» What needs to be done
Leave out the pictures, and reproduce exactly the lines from the line containing "Serialize everything readable" through the final line of the entries.

(Part of a data file)
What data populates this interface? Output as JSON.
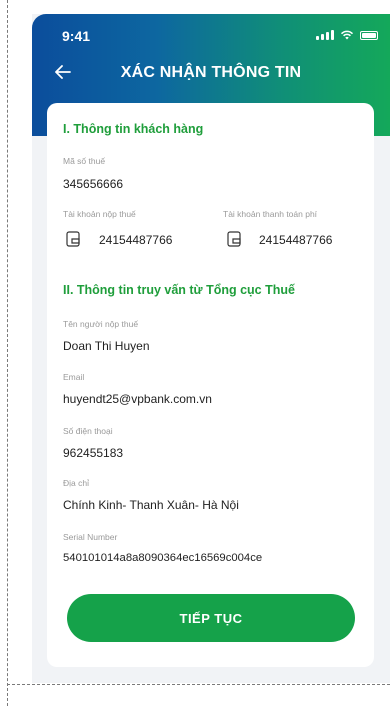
{
  "status_bar": {
    "time": "9:41"
  },
  "header": {
    "title": "XÁC NHẬN THÔNG TIN"
  },
  "section1": {
    "title": "I. Thông tin khách hàng",
    "tax_code_label": "Mã số thuế",
    "tax_code_value": "345656666",
    "tax_account_label": "Tài khoản nộp thuế",
    "tax_account_value": "24154487766",
    "fee_account_label": "Tài khoản thanh toán phí",
    "fee_account_value": "24154487766"
  },
  "section2": {
    "title": "II. Thông tin truy vấn từ Tổng cục Thuế",
    "taxpayer_label": "Tên người nộp thuế",
    "taxpayer_value": "Doan Thi Huyen",
    "email_label": "Email",
    "email_value": "huyendt25@vpbank.com.vn",
    "phone_label": "Số điện thoại",
    "phone_value": "962455183",
    "address_label": "Địa chỉ",
    "address_value": "Chính Kinh- Thanh Xuân- Hà Nội",
    "serial_label": "Serial Number",
    "serial_value": "540101014a8a8090364ec16569c004ce"
  },
  "actions": {
    "continue_label": "TIẾP TỤC"
  },
  "colors": {
    "accent_green": "#15a24a",
    "header_blue": "#0b4d9c",
    "section_green": "#1f9e3b"
  },
  "icons": [
    "back-arrow-icon",
    "signal-icon",
    "wifi-icon",
    "battery-icon",
    "wallet-icon"
  ]
}
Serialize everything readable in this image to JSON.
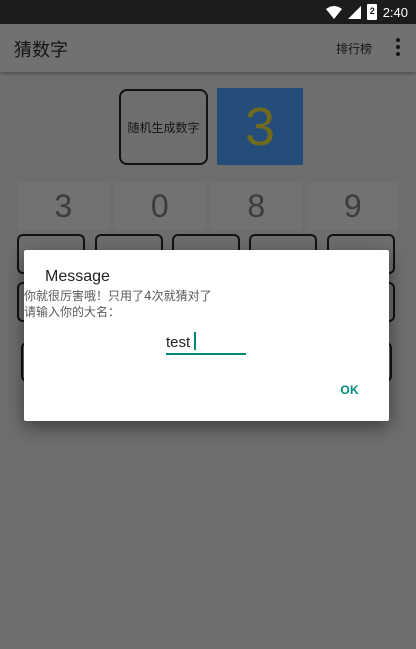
{
  "status_bar": {
    "time": "2:40",
    "battery_level": "2",
    "icons": [
      "wifi-icon",
      "signal-icon",
      "battery-icon"
    ]
  },
  "app_bar": {
    "title": "猜数字",
    "rank_label": "排行榜",
    "overflow_icon": "more-vert-icon"
  },
  "main": {
    "generate_button": "随机生成数字",
    "current_digit": "3",
    "guesses": [
      "3",
      "0",
      "8",
      "9"
    ]
  },
  "dialog": {
    "title": "Message",
    "line1": "你就很厉害哦！只用了4次就猜对了",
    "line2": "请输入你的大名：",
    "input_value": "test",
    "ok_label": "OK"
  },
  "colors": {
    "accent": "#00897b",
    "scrim_background": "#6e6e6e",
    "status_bar": "#1c1c1c",
    "digit_tile": "#254d7a"
  }
}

» Task result
Serialize everything readable in this image to JSON.
{
  "status_bar": {
    "time": "2:40",
    "battery_level": "2",
    "icons": [
      "wifi-icon",
      "signal-icon",
      "battery-icon"
    ]
  },
  "app_bar": {
    "title": "猜数字",
    "rank_label": "排行榜",
    "overflow_icon": "more-vert-icon"
  },
  "main": {
    "generate_button": "随机生成数字",
    "current_digit": "3",
    "guesses": [
      "3",
      "0",
      "8",
      "9"
    ]
  },
  "dialog": {
    "title": "Message",
    "line1": "你就很厉害哦！只用了4次就猜对了",
    "line2": "请输入你的大名：",
    "input_value": "test",
    "ok_label": "OK"
  },
  "colors": {
    "accent": "#00897b",
    "scrim_background": "#6e6e6e",
    "status_bar": "#1c1c1c",
    "digit_tile": "#254d7a"
  }
}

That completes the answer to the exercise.